**Written task:**
Show only lines that include "filter".

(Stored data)
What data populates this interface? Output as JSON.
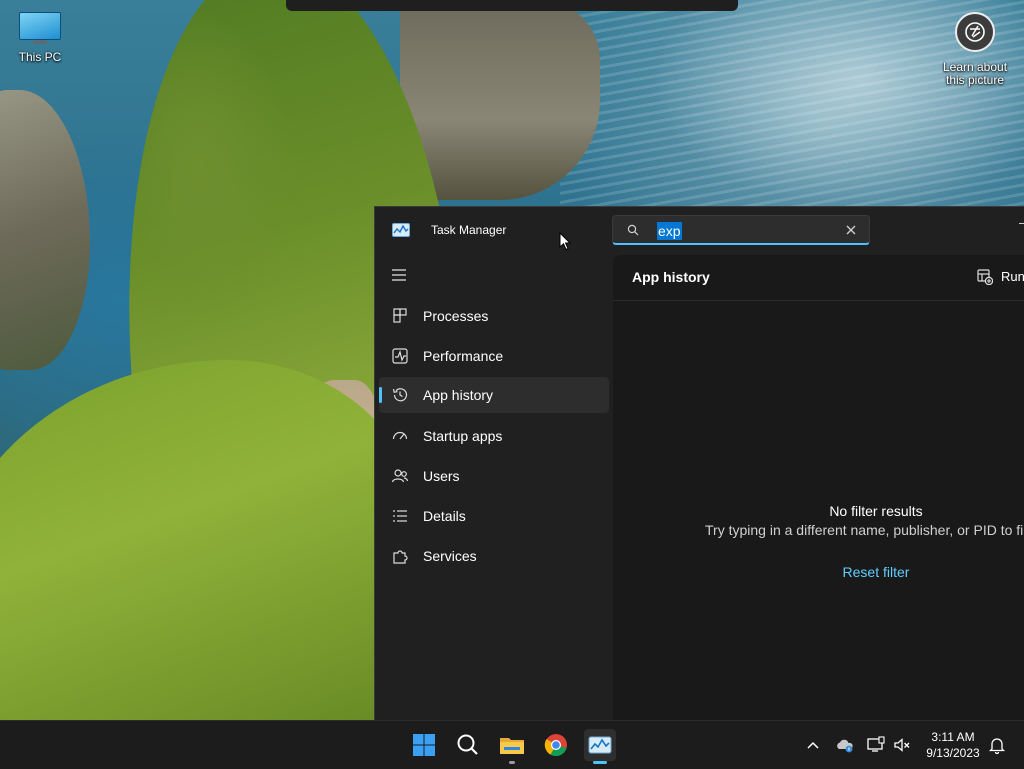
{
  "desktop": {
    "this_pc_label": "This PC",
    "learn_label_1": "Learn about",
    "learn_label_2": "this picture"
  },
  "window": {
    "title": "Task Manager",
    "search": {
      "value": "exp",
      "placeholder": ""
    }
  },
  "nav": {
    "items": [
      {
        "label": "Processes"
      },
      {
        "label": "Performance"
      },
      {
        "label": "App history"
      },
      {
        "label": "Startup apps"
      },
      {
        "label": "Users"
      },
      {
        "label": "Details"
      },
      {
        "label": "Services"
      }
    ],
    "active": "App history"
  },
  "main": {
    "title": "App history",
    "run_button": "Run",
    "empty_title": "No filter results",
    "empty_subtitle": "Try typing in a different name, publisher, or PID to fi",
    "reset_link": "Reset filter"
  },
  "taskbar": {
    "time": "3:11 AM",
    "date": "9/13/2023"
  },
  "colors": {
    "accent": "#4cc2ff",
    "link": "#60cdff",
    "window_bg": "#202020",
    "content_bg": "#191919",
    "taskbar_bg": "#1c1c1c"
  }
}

* * *

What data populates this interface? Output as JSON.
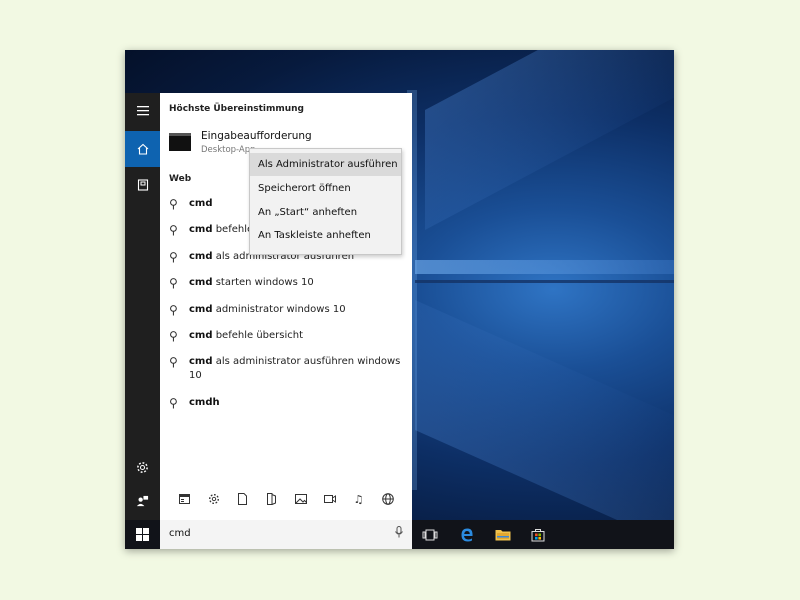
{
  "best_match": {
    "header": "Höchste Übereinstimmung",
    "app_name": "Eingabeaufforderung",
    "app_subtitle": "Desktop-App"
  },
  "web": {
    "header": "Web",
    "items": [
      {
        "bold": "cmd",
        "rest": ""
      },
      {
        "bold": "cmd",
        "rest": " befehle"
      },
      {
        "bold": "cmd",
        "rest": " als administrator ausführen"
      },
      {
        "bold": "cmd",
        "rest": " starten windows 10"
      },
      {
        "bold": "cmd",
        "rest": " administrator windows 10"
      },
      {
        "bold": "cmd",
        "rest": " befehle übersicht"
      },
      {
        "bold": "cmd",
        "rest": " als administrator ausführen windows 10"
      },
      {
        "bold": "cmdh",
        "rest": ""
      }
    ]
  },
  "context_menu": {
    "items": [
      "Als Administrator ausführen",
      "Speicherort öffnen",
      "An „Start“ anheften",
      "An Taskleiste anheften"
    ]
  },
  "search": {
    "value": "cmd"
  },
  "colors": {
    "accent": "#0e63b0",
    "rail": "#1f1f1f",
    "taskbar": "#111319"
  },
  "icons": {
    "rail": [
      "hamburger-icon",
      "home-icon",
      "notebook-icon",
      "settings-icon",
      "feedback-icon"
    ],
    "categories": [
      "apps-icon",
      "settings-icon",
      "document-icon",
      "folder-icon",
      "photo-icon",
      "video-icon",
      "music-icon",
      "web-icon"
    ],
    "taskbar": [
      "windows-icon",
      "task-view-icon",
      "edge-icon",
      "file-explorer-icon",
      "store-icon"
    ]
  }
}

**Correct response:**
    "empty_title": "No filter results",
    "reset_link": "Reset filter"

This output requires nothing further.